Tasks to perform>
[1] In the conspectus on CO2 hydrogenation, turn the paragraph beginning "We designed a series of homogeneous catalysts" into a bulleted list that keeps its main facts.
[2] Answer these questions from the conspectus on CO2 hydrogenation:
(a) Which C1 products have past advances in CO2 hydrogenation mostly focused on?
(b) Through what intermediates does the synthesis of C3+ carboxylic acids from ethers, CO2 and H2 proceed?
(c) At what temperature does the designed catalyst hydrogenate CO2 directly to C5+ hydrocarbons?
[3] Put this sentence from the conspectus on CO2 hydrogenation into Spanish: "Because CO2 is in the highest oxidation state of the C atom, the hydrogenation of CO2 is the basic means of converting it to organic chemicals."

Source>
***
Conspectus
The severity
of global warming necessitates urgent CO2 mitigation strategies.
Notably, CO2 is a cheap, abundant,
and renewable carbon resource, and its chemical transformation has
attracted great attention from society. Because CO2 is
in the highest oxidation state of the C atom, the hydrogenation of
CO2 is the basic means of converting it to organic chemicals.
With the rapid development of H2 generation by water splitting
using electricity from renewable resources, reactions using CO2 and H2 have become increasingly important. In
the past few decades, the advances of CO2 hydrogenation
have mostly been focused on the synthesis of C1 products, such as
CO, formic acid and its derivatives, methanol, and methane. In many
cases, the chemicals with two or more carbons (C2+) are
more important. However, the synthesis of C2+ chemicals
from CO2 and H2 is much more difficult because
it involves controlled hydrogenation and simultaneous C–C bond
formation. Obviously, investigations on this topic are of great scientific
and practical significance. In recent years, we have been targeting
this issue and have successfully synthesized the basic C2+ chemicals including carboxylic acids, alcohols, and liquid hydrocarbons,
during which we discovered several important new reactions and new
reaction pathways. In this Account, we systematically present our
work and insights in a broad context with other related reports.
We discovered a reaction
of acetic
acid production from methanol, CO2 and H2, which
is different from the well-known methanol carbonylation. We also discovered
a reaction of C3+ carboxylic acids syntheses using ethers
to react with CO2 and H2, which proceeds via
olefins as intermediates. Following the new reaction, we realized
the synthesis of acetamide by introducing various amines, which may
inspire the development of further catalytic schemes for preparing
a variety of special chemicals using carbon dioxide as a building
block.
We designed a
series of homogeneous
catalysts to accelerate the production of C2+ alcohols
via CO2 hydrogenation. In the heterogeneously catalyzed
CO2 hydrogenation, we discovered the role of water in enhancing
the synthesis of C2+ alcohols. We also developed a series
of routes for ethanol production using CO2 and H2 to react with some substrates, such as methanol, dimethyl ether,
aryl methyl ether, lignin, or paraformaldehyde.
We designed a catalyst that can directly
hydrogenate CO2 to C5+ hydrocarbons at 200 °C,
not via the traditional CO or methanol intermediates. We also designed
a route to couple homogeneous and heterogeneous catalysis, where exceptional
results are achieved at 180 °C.
***
Dataset entries>

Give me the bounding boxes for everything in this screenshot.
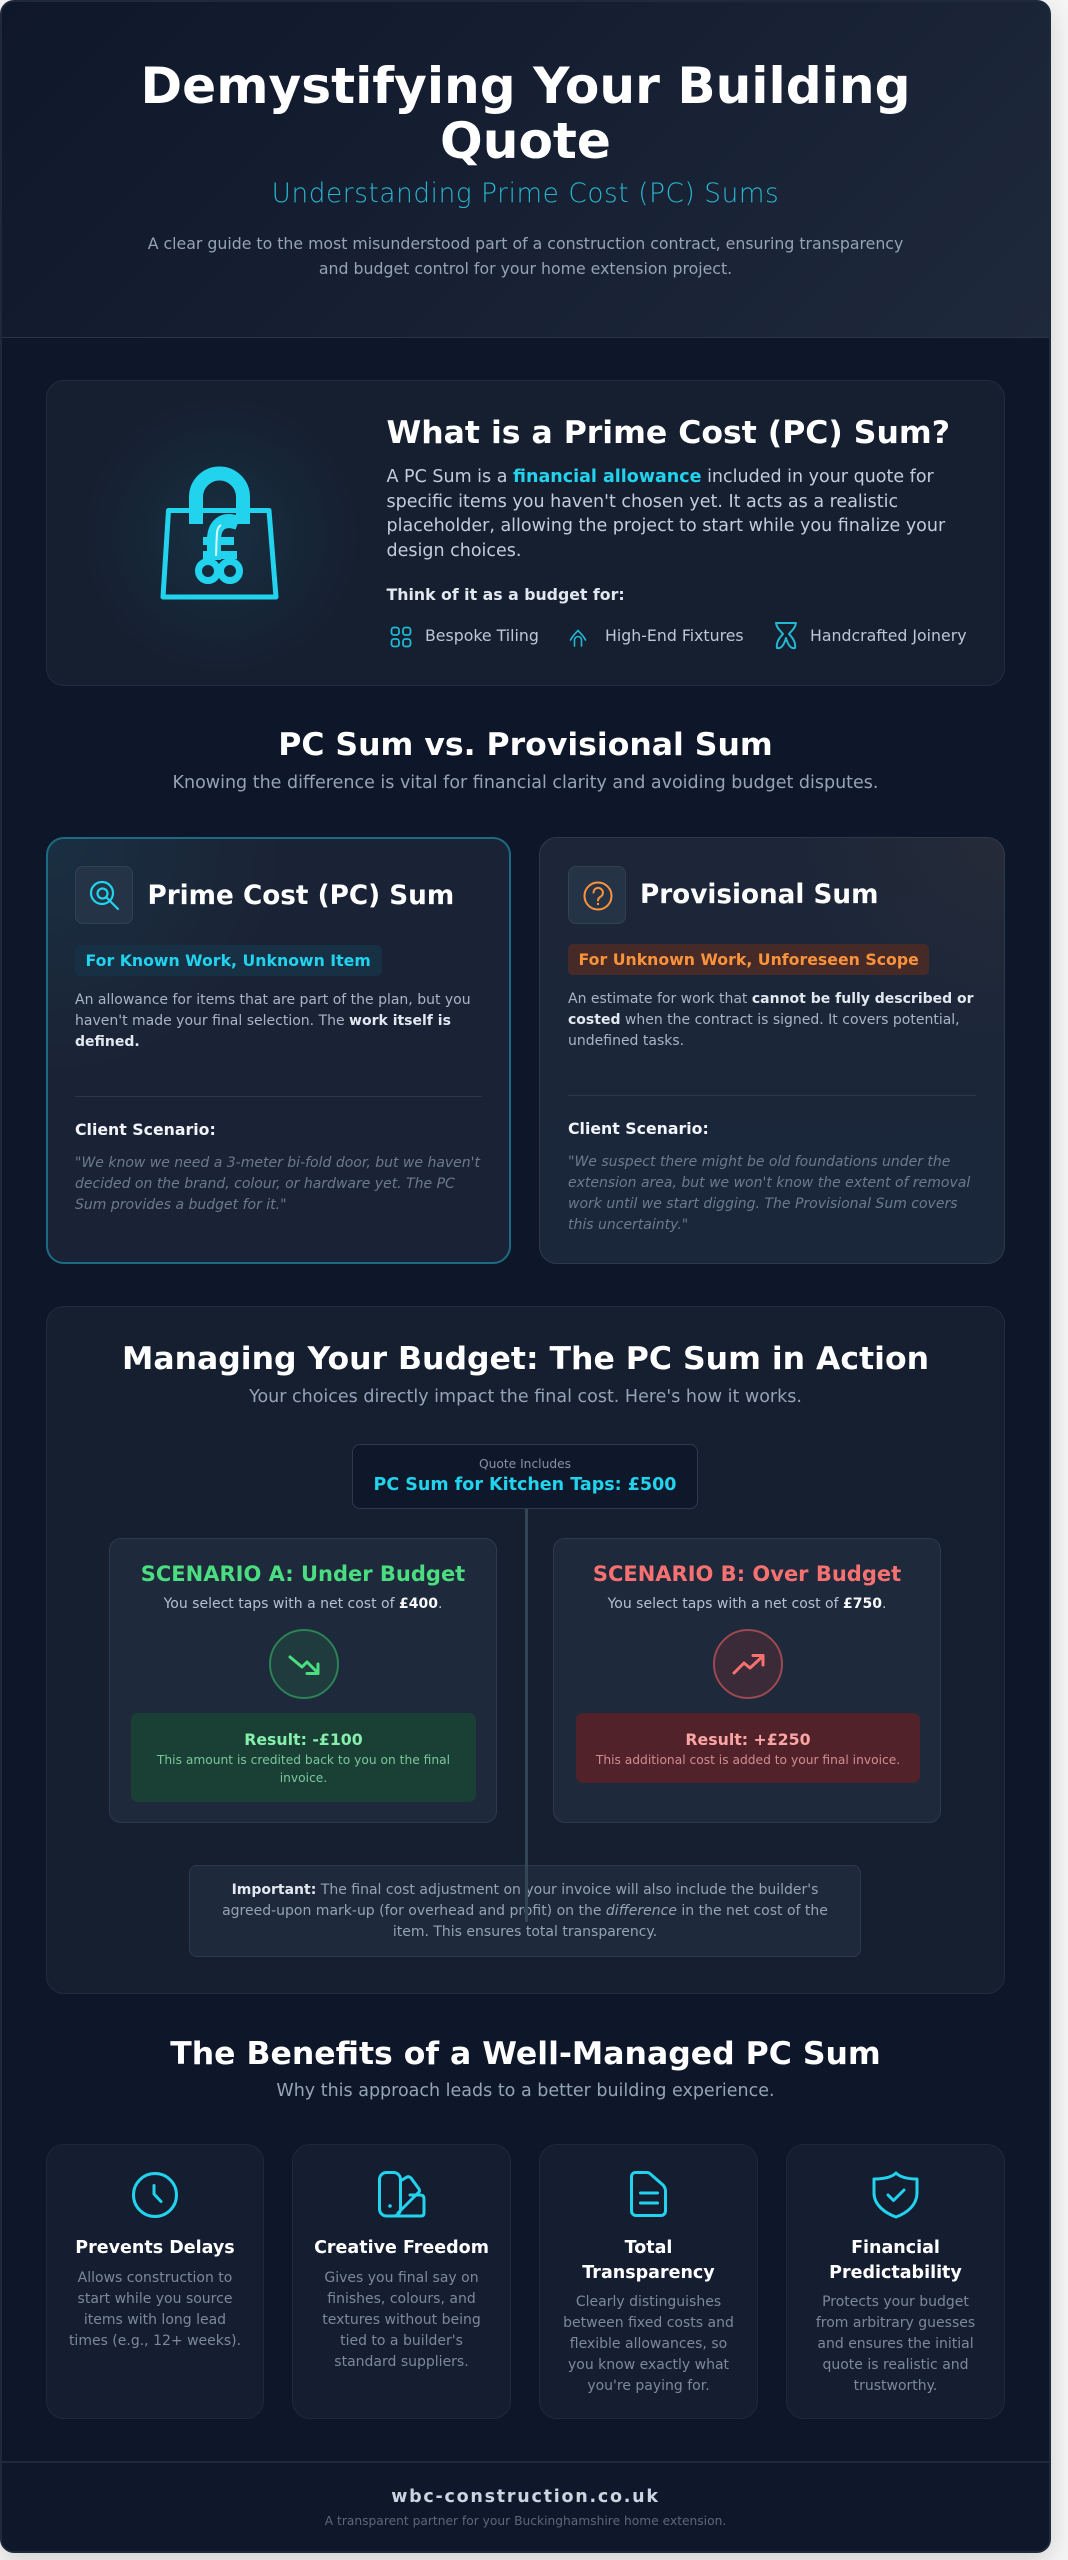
subheading: comparison: Knowing the difference is vital for financial clarity and avoiding budget disputes. <box>172 773 878 793</box>
tag: For Known Work, Unknown Item <box>86 951 371 970</box>
scenario quote: decided on the brand, colour, or hardware yet. The PC <box>75 1176 455 1192</box>
scenario A result <box>131 1713 476 1802</box>
icon: trending up <box>713 1629 783 1699</box>
scenario quote: this uncertainty." <box>568 1217 688 1233</box>
label: handcrafted joinery: Handcrafted Joinery <box>810 626 967 645</box>
description: flexible allowances, so <box>570 2336 727 2352</box>
benefit card: total transparency <box>539 2144 758 2419</box>
text: PC sum definition: placeholder, allowing the project to start while you finalize your <box>386 516 945 536</box>
note text <box>222 1882 828 1940</box>
tag <box>75 945 382 976</box>
footer tagline: A transparent partner for your Buckinghamshire home extension. <box>325 2514 726 2528</box>
scenario quote <box>568 1154 970 1233</box>
description: you're paying for. <box>587 2378 710 2394</box>
description <box>75 992 471 1050</box>
scenario heading: Client Scenario: <box>568 1119 709 1138</box>
description: items with long lead <box>84 2312 226 2328</box>
result text <box>156 1753 450 1784</box>
description: Clearly distinguishes <box>576 2294 721 2310</box>
description: An estimate for work that cannot be fully described or <box>568 991 974 1007</box>
description: defined. <box>75 1034 140 1050</box>
scenario B title: SCENARIO B: Over Budget <box>593 1562 901 1586</box>
title: Prevents Delays <box>75 2238 235 2258</box>
panel: scenario B <box>553 1538 941 1823</box>
description: costed when the contract is signed. It covers potential, <box>568 1012 960 1028</box>
note text: item. This ensures total transparency. <box>393 1924 657 1940</box>
result text: This amount is credited back to you on the final <box>157 1753 450 1767</box>
description: from arbitrary guesses <box>816 2315 975 2331</box>
tag: For Unknown Work, Unforeseen Scope <box>578 950 919 969</box>
description <box>69 2270 241 2349</box>
text: PC sum definition <box>386 467 946 560</box>
text: PC sum definition: specific items you haven't chosen yet. It acts as a realistic <box>386 492 898 512</box>
result text: This additional cost is added to your final invoice. <box>596 1753 900 1767</box>
scenario quote: "We suspect there might be old foundations under the <box>568 1154 950 1170</box>
subheading: benefits: Why this approach leads to a better building experience. <box>276 2081 775 2101</box>
description: between fixed costs and <box>563 2315 734 2331</box>
title <box>582 2238 715 2282</box>
title: Transparency <box>582 2262 715 2282</box>
panel: what is a PC sum <box>46 380 1005 686</box>
title: Creative Freedom <box>314 2238 489 2258</box>
scenario B result <box>576 1713 920 1783</box>
result heading: Result: +£250 <box>685 1730 811 1749</box>
title: Quote <box>440 111 611 170</box>
benefit card: prevents delays <box>46 2144 264 2419</box>
label: bespoke tiling: Bespoke Tiling <box>425 626 539 645</box>
title: Financial <box>851 2238 940 2258</box>
description: quote is realistic and <box>822 2357 969 2373</box>
description: tied to a builder's <box>340 2333 463 2349</box>
icon: trending down <box>269 1629 339 1699</box>
description: start while you source <box>78 2291 232 2307</box>
callout: important note <box>189 1865 861 1957</box>
divider <box>568 1095 976 1096</box>
icon: document <box>630 2171 667 2217</box>
description: and ensures the initial <box>817 2336 974 2352</box>
description <box>816 2294 975 2394</box>
heading: benefits: The Benefits of a Well-Managed PC Sum <box>170 2036 881 2072</box>
description: times (e.g., 12+ weeks). <box>69 2333 241 2349</box>
description <box>568 991 974 1049</box>
icon: swatches <box>378 2171 426 2218</box>
icon: clock <box>132 2172 178 2218</box>
header band <box>0 0 1051 338</box>
scenario quote: work until we start digging. The Provisional Sum covers <box>568 1196 958 1212</box>
panel: managing your budget <box>46 1306 1005 1994</box>
intro text <box>148 234 903 278</box>
description: textures without being <box>322 2312 481 2328</box>
quote value: PC Sum for Kitchen Taps: £500 <box>374 1475 676 1495</box>
description <box>322 2270 481 2370</box>
panel: scenario A <box>109 1538 497 1823</box>
icon box: question <box>568 866 626 924</box>
footer site: wbc-construction.co.uk <box>391 2487 660 2507</box>
description: Allows construction to <box>78 2270 232 2286</box>
quote box <box>352 1444 698 1509</box>
card title: Provisional Sum <box>640 880 878 910</box>
scenario B text: You select taps with a net cost of £750. <box>608 1596 886 1612</box>
scenario heading: Client Scenario: <box>75 1120 216 1139</box>
subtitle: Understanding Prime Cost (PC) Sums <box>272 179 779 209</box>
scenario quote: extension area, but we won't know the extent of removal <box>568 1175 970 1191</box>
description <box>563 2294 734 2394</box>
icon: bespoke tiling <box>390 626 412 648</box>
text: PC sum definition: design choices. <box>386 540 521 560</box>
description: standard suppliers. <box>334 2354 469 2370</box>
icon glow <box>81 395 361 675</box>
title: Demystifying Your Building <box>140 56 910 115</box>
scenario quote: "We know we need a 3-meter bi-fold door, but we haven't <box>75 1155 480 1171</box>
description: Protects your budget <box>822 2294 969 2310</box>
note text: agreed-upon mark-up (for overhead and profit) on the difference in the net cost of the <box>222 1903 828 1919</box>
text: budget intro: Think of it as a budget for: <box>386 585 625 604</box>
benefit card: creative freedom <box>292 2144 511 2419</box>
description: An allowance for items that are part of the plan, but you <box>75 992 471 1008</box>
result heading: Result: -£100 <box>244 1730 363 1749</box>
description: you know exactly what <box>568 2357 729 2373</box>
card title: Prime Cost (PC) Sum <box>148 881 454 911</box>
panel: provisional sum <box>539 837 1005 1264</box>
heading: comparison: PC Sum vs. Provisional Sum <box>278 727 773 763</box>
description: undefined tasks. <box>568 1033 684 1049</box>
scenario quote <box>75 1155 480 1213</box>
title: Predictability <box>829 2262 962 2282</box>
intro text: A clear guide to the most misunderstood part of a construction contract, ensuring transparency <box>148 234 903 253</box>
description: finishes, colours, and <box>327 2291 476 2307</box>
scenario A title: SCENARIO A: Under Budget <box>141 1562 465 1586</box>
subheading: managing budget: Your choices directly impact the final cost. Here's how it works. <box>249 1387 802 1407</box>
title <box>829 2238 962 2282</box>
heading: managing budget: Managing Your Budget: The PC Sum in Action <box>122 1341 929 1377</box>
heading: what is a PC sum: What is a Prime Cost (PC) Sum? <box>386 415 950 451</box>
description: trustworthy. <box>854 2378 937 2394</box>
icon box: search <box>75 866 133 924</box>
divider <box>75 1096 482 1097</box>
text: PC sum definition: A PC Sum is a financial allowance included in your quote for <box>386 467 934 487</box>
icon: pound lock bag <box>160 466 278 600</box>
icon: high-end fixtures <box>570 629 586 647</box>
scenario A text: You select taps with a net cost of £400. <box>164 1596 442 1612</box>
result text: invoice. <box>280 1770 327 1784</box>
tag <box>568 944 929 975</box>
panel: prime cost sum <box>46 837 511 1264</box>
benefit card: financial predictability <box>786 2144 1005 2419</box>
icon: shield check <box>872 2171 918 2218</box>
icon: handcrafted joinery <box>775 622 797 650</box>
description: haven't made your final selection. The work itself is <box>75 1013 451 1029</box>
description: Gives you final say on <box>324 2270 479 2286</box>
label: high-end fixtures: High-End Fixtures <box>605 626 744 645</box>
connector line <box>525 1509 528 1922</box>
footer <box>0 2461 1051 2553</box>
intro text: and budget control for your home extension project. <box>319 259 732 278</box>
quote label: Quote Includes <box>479 1457 571 1471</box>
note text: Important: The final cost adjustment on your invoice will also include the builder's <box>232 1882 818 1898</box>
scenario quote: Sum provides a budget for it." <box>75 1197 287 1213</box>
title <box>140 56 910 170</box>
title: Total <box>625 2238 672 2258</box>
***
Results for each task>
[1]
- A series of homogeneous catalysts was designed to speed up the production of C2+ alcohols via CO2 hydrogenation.
- In heterogeneously catalyzed CO2 hydrogenation, water was found to enhance the synthesis of C2+ alcohols.
- Several routes were developed for producing ethanol by reacting CO2 and H2 with substrates such as methanol, dimethyl ether, aryl methyl ether, lignin, or paraformaldehyde.

[2]
(a) CO, formic acid and its derivatives, methanol, and methane.
(b) Olefins.
(c) 200 °C.

[3] Dado que el CO2 se encuentra en el estado de oxidación más alto del átomo de C, la hidrogenación del CO2 es el medio básico para convertirlo en sustancias químicas orgánicas.